• **Task goal**
Identify each line in the records below that contains the word "انتهاء", and copy it.
-- START Excerpted records --
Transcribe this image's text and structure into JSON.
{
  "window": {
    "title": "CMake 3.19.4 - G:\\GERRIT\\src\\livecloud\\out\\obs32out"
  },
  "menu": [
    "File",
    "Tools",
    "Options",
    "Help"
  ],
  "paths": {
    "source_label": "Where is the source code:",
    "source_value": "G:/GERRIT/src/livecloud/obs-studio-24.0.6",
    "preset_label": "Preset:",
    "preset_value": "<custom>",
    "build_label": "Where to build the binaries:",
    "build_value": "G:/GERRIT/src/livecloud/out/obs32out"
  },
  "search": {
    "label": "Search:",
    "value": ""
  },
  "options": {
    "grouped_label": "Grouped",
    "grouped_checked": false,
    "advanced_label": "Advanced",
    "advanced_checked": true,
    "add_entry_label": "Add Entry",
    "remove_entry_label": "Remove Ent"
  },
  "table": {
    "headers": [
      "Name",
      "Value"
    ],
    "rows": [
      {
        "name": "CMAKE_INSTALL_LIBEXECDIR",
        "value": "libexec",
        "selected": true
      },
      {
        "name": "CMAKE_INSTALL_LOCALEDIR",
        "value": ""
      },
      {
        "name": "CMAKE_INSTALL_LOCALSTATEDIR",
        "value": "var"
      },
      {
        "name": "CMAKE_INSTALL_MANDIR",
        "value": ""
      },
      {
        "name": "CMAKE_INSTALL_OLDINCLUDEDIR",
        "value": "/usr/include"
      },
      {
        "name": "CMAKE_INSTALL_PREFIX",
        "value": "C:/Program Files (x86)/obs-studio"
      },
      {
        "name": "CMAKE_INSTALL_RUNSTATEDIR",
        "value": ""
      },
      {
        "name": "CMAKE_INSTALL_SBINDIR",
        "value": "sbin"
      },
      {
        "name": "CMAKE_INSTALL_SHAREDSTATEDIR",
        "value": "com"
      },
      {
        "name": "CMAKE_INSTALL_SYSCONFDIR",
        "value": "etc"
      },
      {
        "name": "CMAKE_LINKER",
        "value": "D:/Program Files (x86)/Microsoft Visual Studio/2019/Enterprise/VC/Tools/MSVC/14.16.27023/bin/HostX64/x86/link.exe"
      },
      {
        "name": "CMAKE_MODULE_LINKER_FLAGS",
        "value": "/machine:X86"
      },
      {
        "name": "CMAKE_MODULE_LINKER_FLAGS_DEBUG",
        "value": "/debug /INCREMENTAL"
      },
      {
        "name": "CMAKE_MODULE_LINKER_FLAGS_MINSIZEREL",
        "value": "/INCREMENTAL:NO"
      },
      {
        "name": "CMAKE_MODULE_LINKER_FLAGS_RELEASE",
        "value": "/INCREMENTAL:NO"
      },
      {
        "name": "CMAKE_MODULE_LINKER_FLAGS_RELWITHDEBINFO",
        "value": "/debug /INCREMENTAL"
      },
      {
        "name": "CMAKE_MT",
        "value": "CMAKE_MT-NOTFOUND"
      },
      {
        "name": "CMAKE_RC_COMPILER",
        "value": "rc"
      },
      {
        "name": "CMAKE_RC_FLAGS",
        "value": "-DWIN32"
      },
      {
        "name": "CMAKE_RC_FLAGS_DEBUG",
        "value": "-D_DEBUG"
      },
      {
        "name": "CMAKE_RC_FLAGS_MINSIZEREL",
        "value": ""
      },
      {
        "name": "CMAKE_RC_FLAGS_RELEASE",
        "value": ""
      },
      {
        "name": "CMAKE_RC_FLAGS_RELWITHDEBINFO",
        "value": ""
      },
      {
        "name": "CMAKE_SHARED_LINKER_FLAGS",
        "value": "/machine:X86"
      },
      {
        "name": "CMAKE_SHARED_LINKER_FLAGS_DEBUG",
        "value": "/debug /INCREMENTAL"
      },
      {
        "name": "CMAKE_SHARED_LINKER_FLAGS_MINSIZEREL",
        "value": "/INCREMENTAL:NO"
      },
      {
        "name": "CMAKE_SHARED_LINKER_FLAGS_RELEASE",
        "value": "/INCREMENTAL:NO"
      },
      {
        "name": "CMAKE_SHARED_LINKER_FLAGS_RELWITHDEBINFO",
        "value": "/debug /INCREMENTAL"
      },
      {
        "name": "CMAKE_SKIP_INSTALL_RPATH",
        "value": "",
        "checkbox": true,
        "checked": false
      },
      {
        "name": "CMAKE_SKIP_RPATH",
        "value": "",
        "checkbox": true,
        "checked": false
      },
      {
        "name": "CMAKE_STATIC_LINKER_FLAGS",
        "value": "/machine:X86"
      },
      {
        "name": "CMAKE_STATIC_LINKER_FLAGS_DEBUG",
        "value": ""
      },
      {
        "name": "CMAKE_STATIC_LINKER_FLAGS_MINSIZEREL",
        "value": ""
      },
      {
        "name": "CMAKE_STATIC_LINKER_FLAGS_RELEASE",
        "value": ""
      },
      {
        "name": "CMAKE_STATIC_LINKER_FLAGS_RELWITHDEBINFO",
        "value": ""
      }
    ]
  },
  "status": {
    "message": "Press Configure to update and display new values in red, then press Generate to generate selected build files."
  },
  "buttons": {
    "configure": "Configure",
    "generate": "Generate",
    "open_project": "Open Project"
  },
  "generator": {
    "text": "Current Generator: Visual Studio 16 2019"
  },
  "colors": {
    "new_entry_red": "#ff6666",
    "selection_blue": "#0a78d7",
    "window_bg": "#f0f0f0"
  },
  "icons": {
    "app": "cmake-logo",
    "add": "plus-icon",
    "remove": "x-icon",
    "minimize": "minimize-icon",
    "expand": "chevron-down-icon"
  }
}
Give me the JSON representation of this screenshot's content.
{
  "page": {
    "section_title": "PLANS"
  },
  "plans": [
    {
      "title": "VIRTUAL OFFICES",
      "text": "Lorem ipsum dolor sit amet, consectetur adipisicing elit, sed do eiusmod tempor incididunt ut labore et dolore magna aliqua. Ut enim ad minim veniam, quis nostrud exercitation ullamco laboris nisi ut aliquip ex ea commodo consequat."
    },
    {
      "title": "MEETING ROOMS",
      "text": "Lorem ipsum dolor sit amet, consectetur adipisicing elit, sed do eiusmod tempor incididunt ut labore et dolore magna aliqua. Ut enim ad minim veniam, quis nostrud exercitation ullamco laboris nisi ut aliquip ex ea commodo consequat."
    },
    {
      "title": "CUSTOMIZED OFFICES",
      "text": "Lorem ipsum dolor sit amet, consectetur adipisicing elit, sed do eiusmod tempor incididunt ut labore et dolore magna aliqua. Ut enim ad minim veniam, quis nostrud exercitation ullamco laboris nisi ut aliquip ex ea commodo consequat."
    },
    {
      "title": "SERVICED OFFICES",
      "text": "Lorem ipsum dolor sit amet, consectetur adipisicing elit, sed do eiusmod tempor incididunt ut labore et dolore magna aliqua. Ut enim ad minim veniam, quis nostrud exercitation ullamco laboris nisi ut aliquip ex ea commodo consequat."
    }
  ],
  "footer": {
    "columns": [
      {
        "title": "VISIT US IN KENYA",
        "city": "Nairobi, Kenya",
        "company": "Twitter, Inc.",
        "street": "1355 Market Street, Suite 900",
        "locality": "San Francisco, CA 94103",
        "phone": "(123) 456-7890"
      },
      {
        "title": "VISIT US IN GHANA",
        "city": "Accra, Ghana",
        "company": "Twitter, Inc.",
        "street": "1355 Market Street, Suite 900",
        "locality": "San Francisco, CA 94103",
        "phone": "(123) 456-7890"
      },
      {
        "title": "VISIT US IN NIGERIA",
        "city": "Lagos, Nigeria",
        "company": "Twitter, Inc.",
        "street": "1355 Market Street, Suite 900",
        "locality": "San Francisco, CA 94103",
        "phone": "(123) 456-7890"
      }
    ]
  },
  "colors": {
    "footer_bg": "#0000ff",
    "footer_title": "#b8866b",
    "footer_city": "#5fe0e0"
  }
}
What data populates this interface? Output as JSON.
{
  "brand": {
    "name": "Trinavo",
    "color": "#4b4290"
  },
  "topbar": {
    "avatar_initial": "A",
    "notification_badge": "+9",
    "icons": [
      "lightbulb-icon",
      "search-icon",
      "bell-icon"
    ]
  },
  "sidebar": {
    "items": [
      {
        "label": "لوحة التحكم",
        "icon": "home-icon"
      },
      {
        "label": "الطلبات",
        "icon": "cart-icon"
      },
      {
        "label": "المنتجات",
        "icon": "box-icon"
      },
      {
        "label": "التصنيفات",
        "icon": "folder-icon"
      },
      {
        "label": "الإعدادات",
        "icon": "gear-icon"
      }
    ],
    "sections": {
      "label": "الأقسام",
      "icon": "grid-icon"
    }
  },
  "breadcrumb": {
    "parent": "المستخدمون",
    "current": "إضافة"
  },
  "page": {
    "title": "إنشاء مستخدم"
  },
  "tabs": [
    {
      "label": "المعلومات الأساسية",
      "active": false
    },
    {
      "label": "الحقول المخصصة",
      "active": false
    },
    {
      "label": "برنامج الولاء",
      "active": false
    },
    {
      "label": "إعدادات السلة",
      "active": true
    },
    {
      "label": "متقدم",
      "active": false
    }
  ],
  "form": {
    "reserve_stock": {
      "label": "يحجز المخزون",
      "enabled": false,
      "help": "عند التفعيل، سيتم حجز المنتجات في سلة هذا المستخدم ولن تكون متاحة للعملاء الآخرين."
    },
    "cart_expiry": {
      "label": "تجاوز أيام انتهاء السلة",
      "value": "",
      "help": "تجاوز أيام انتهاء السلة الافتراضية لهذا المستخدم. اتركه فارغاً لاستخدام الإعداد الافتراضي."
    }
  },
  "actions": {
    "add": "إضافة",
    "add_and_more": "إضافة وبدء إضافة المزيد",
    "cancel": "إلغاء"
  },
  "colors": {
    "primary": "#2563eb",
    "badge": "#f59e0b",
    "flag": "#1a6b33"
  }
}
-- END Excerpted records --
• **Solved problem**
      "label": "تجاوز أيام انتهاء السلة",
      "help": "تجاوز أيام انتهاء السلة الافتراضية لهذا المستخدم. اتركه فارغاً لاستخدام الإعداد الافتراضي."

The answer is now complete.